Required task:
Write the listing out again, all of it, word for word.

(Collected data entries)
•••••

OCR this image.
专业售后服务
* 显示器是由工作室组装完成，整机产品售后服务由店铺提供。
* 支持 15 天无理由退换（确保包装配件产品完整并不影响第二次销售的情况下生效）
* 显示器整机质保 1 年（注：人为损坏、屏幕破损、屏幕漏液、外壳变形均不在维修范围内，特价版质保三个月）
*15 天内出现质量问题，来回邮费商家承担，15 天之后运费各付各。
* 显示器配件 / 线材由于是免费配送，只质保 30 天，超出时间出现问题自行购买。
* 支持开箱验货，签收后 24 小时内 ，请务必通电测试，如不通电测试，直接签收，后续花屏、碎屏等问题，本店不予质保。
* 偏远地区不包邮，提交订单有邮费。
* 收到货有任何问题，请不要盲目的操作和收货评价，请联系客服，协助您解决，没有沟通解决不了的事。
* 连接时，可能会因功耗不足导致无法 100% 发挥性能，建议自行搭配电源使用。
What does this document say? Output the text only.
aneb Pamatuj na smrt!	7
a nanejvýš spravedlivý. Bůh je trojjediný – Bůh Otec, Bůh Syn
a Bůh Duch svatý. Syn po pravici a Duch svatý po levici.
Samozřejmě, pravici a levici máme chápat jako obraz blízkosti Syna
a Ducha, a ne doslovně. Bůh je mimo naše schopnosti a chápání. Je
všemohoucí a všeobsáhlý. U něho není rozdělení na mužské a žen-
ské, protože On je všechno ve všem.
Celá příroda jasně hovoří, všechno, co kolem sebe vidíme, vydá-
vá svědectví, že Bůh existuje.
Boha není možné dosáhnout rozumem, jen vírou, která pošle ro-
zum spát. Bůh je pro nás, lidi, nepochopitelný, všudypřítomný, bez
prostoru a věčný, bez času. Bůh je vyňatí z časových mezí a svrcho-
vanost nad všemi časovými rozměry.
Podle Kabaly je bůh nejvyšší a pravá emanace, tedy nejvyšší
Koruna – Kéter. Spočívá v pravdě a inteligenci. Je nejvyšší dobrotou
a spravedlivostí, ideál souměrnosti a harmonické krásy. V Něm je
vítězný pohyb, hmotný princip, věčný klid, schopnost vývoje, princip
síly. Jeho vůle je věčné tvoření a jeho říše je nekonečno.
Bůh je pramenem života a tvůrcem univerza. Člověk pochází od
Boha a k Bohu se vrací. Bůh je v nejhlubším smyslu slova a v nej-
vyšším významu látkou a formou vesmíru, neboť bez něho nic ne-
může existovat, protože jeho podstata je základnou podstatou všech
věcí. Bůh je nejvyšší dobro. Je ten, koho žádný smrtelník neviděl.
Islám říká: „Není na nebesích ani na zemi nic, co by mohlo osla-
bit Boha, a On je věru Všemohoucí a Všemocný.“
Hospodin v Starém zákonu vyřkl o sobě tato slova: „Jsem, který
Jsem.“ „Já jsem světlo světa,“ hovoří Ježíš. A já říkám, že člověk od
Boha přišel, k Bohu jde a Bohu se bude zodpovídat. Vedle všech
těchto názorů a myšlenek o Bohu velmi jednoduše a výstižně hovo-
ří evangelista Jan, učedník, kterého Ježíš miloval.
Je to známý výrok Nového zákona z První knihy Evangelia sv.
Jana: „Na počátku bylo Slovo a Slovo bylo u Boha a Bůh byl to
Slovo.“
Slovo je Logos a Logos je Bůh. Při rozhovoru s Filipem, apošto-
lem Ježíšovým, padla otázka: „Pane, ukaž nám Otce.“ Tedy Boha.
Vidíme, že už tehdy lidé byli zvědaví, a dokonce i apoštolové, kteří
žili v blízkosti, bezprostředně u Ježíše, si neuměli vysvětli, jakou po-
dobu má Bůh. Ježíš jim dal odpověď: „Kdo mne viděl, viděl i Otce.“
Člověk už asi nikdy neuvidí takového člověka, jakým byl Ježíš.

•••••

Written solution:
OCR this image.
专业售后服务
* 显示器是由工作室组装完成，整机产品售后服务由店铺提供。
* 支持 15 天无理由退换（确保包装配件产品完整并不影响第二次销售的情况下生效）
* 显示器整机质保 1 年（注：人为损坏、屏幕破损、屏幕漏液、外壳变形均不在维修范围内，特价版质保三个月）
*15 天内出现质量问题，来回邮费商家承担，15 天之后运费各付各。
* 显示器配件 / 线材由于是免费配送，只质保 30 天，超出时间出现问题自行购买。
* 支持开箱验货，签收后 24 小时内 ，请务必通电测试，如不通电测试，直接签收，后续花屏、碎屏等问题，本店不予质保。
* 偏远地区不包邮，提交订单有邮费。
* 收到货有任何问题，请不要盲目的操作和收货评价，请联系客服，协助您解决，没有沟通解决不了的事。
* 连接时，可能会因功耗不足导致无法 100% 发挥性能，建议自行搭配电源使用。
What does this document say? Output the text only.
aneb Pamatuj na smrt!	7
a nanejvýš spravedlivý. Bůh je trojjediný – Bůh Otec, Bůh Syn
a Bůh Duch svatý. Syn po pravici a Duch svatý po levici.
Samozřejmě, pravici a levici máme chápat jako obraz blízkosti Syna
a Ducha, a ne doslovně. Bůh je mimo naše schopnosti a chápání. Je
všemohoucí a všeobsáhlý. U něho není rozdělení na mužské a žen-
ské, protože On je všechno ve všem.
Celá příroda jasně hovoří, všechno, co kolem sebe vidíme, vydá-
vá svědectví, že Bůh existuje.
Boha není možné dosáhnout rozumem, jen vírou, která pošle ro-
zum spát. Bůh je pro nás, lidi, nepochopitelný, všudypřítomný, bez
prostoru a věčný, bez času. Bůh je vyňatí z časových mezí a svrcho-
vanost nad všemi časovými rozměry.
Podle Kabaly je bůh nejvyšší a pravá emanace, tedy nejvyšší
Koruna – Kéter. Spočívá v pravdě a inteligenci. Je nejvyšší dobrotou
a spravedlivostí, ideál souměrnosti a harmonické krásy. V Něm je
vítězný pohyb, hmotný princip, věčný klid, schopnost vývoje, princip
síly. Jeho vůle je věčné tvoření a jeho říše je nekonečno.
Bůh je pramenem života a tvůrcem univerza. Člověk pochází od
Boha a k Bohu se vrací. Bůh je v nejhlubším smyslu slova a v nej-
vyšším významu látkou a formou vesmíru, neboť bez něho nic ne-
může existovat, protože jeho podstata je základnou podstatou všech
věcí. Bůh je nejvyšší dobro. Je ten, koho žádný smrtelník neviděl.
Islám říká: „Není na nebesích ani na zemi nic, co by mohlo osla-
bit Boha, a On je věru Všemohoucí a Všemocný.“
Hospodin v Starém zákonu vyřkl o sobě tato slova: „Jsem, který
Jsem.“ „Já jsem světlo světa,“ hovoří Ježíš. A já říkám, že člověk od
Boha přišel, k Bohu jde a Bohu se bude zodpovídat. Vedle všech
těchto názorů a myšlenek o Bohu velmi jednoduše a výstižně hovo-
ří evangelista Jan, učedník, kterého Ježíš miloval.
Je to známý výrok Nového zákona z První knihy Evangelia sv.
Jana: „Na počátku bylo Slovo a Slovo bylo u Boha a Bůh byl to
Slovo.“
Slovo je Logos a Logos je Bůh. Při rozhovoru s Filipem, apošto-
lem Ježíšovým, padla otázka: „Pane, ukaž nám Otce.“ Tedy Boha.
Vidíme, že už tehdy lidé byli zvědaví, a dokonce i apoštolové, kteří
žili v blízkosti, bezprostředně u Ježíše, si neuměli vysvětli, jakou po-
dobu má Bůh. Ježíš jim dal odpověď: „Kdo mne viděl, viděl i Otce.“
Člověk už asi nikdy neuvidí takového člověka, jakým byl Ježíš.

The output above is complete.